* _EXERCISE BRIEF_:
Make an exact copy of the records, with the images left out.

* _LISTED RECORDS_:
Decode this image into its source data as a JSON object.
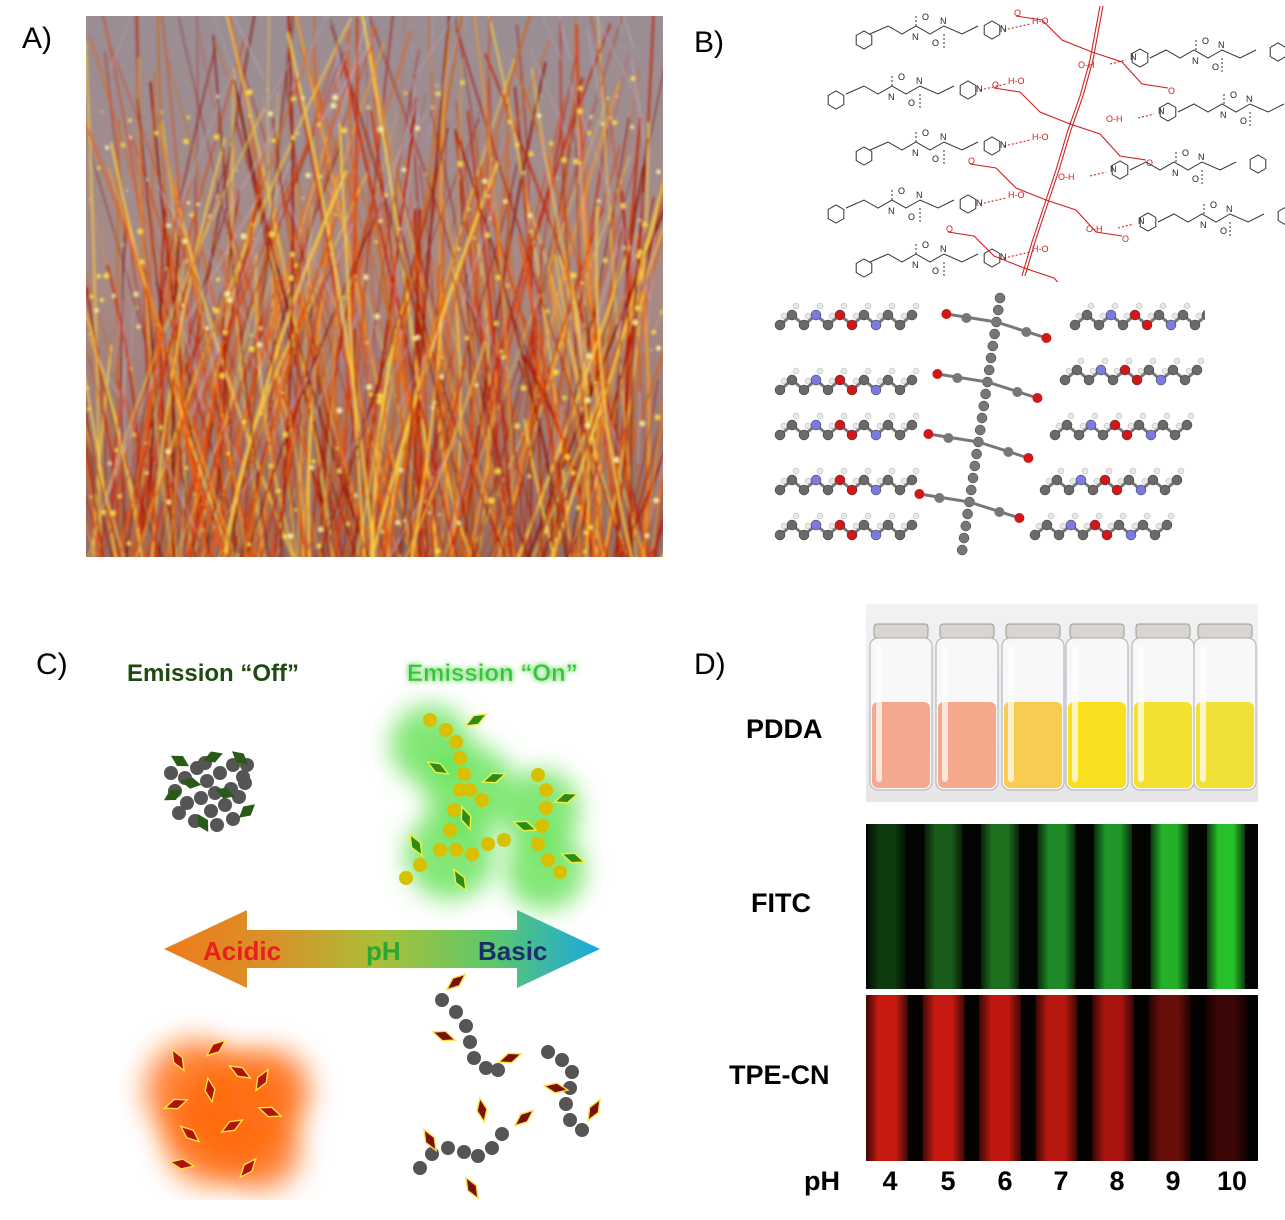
{
  "panels": {
    "a": {
      "label": "A)"
    },
    "b": {
      "label": "B)",
      "atoms": {
        "n": "N",
        "h": "H",
        "o": "O",
        "hn": "H",
        "ho": "H-O",
        "oh": "O-H"
      }
    },
    "c": {
      "label": "C)",
      "emission_off": "Emission “Off”",
      "emission_on": "Emission “On”",
      "arrow": {
        "acidic": "Acidic",
        "ph": "pH",
        "basic": "Basic"
      }
    },
    "d": {
      "label": "D)",
      "rows": [
        "PDDA",
        "FITC",
        "TPE-CN"
      ],
      "ph_label": "pH",
      "ph_values": [
        "4",
        "5",
        "6",
        "7",
        "8",
        "9",
        "10"
      ]
    }
  },
  "colors": {
    "acidic": "#e8201c",
    "ph": "#2aa832",
    "basic": "#1c2f6b",
    "off_text": "#1f4a12",
    "on_text": "#38c23a"
  }
}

* _THE RESPONSE_:
Decode this image into its source data as a JSON object.
{
  "panels": {
    "a": {
      "label": "A)"
    },
    "b": {
      "label": "B)",
      "atoms": {
        "n": "N",
        "h": "H",
        "o": "O",
        "hn": "H",
        "ho": "H-O",
        "oh": "O-H"
      }
    },
    "c": {
      "label": "C)",
      "emission_off": "Emission “Off”",
      "emission_on": "Emission “On”",
      "arrow": {
        "acidic": "Acidic",
        "ph": "pH",
        "basic": "Basic"
      }
    },
    "d": {
      "label": "D)",
      "rows": [
        "PDDA",
        "FITC",
        "TPE-CN"
      ],
      "ph_label": "pH",
      "ph_values": [
        "4",
        "5",
        "6",
        "7",
        "8",
        "9",
        "10"
      ]
    }
  },
  "colors": {
    "acidic": "#e8201c",
    "ph": "#2aa832",
    "basic": "#1c2f6b",
    "off_text": "#1f4a12",
    "on_text": "#38c23a"
  }
}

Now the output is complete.